- **WHAT TO WORK ON**
Of the lines in these entries, how many contain the string "similarity"? Give the number and nothing else.

- **AVAILABLE RECORDS**
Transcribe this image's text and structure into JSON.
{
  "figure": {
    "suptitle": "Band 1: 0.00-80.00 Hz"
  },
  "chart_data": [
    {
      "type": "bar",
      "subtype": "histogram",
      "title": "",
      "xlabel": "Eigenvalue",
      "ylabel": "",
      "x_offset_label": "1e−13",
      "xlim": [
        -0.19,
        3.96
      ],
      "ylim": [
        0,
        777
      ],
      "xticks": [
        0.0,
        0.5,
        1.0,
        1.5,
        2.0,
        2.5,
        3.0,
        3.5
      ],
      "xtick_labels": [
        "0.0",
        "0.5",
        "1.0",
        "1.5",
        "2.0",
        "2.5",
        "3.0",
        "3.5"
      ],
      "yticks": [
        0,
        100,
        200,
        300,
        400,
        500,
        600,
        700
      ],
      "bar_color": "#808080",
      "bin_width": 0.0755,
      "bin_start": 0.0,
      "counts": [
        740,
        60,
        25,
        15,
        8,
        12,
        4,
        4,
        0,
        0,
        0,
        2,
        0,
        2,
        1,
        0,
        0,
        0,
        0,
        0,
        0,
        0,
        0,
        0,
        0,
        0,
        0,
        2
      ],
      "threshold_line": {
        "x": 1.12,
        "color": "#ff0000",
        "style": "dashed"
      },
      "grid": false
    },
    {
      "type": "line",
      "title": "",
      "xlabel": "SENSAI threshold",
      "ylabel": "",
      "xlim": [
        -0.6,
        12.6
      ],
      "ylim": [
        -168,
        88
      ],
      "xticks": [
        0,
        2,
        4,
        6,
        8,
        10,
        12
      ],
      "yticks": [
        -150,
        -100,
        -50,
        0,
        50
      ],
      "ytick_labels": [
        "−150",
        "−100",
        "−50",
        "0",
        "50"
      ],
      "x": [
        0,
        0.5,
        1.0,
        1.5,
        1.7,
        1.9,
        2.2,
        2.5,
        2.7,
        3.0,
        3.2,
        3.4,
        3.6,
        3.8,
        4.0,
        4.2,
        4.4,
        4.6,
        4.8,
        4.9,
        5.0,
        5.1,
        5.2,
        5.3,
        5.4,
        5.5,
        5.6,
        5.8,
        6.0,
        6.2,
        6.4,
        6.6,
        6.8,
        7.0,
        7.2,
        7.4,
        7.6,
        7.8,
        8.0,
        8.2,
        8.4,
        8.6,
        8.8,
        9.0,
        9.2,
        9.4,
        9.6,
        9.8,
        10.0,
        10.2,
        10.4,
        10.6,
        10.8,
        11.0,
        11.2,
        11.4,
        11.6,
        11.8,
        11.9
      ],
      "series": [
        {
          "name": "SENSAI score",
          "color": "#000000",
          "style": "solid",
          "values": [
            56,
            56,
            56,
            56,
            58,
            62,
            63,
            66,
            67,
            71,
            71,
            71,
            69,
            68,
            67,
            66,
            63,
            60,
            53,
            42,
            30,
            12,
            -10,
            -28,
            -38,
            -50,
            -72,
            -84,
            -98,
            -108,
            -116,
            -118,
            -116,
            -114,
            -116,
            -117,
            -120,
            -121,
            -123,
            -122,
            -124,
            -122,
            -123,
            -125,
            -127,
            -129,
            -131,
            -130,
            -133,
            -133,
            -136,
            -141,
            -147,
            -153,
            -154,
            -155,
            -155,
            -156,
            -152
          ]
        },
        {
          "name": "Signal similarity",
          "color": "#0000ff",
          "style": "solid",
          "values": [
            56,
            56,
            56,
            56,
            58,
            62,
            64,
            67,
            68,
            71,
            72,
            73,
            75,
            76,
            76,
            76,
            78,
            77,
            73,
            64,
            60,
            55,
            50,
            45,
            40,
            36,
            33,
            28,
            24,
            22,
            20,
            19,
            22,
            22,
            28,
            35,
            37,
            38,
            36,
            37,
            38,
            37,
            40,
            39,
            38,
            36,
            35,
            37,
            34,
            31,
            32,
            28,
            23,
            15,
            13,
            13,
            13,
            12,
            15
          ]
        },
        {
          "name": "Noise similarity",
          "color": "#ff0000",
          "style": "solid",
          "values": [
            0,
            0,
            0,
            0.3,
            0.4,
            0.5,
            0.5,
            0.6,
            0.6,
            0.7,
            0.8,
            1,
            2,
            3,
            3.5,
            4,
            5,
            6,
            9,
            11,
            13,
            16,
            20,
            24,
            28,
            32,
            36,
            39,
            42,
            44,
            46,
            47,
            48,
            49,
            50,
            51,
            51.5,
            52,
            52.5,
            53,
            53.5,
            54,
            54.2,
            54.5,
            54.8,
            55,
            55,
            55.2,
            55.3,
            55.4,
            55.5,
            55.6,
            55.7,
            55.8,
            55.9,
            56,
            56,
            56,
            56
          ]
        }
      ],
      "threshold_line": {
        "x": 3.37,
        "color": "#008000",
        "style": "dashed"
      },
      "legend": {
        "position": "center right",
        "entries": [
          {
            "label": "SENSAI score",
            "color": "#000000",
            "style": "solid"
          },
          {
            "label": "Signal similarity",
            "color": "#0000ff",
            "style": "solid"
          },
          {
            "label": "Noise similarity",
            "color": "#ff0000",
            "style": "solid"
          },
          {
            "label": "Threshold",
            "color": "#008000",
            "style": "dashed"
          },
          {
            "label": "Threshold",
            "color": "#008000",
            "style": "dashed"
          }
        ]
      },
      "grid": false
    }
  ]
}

- **IN RESPONSE**
4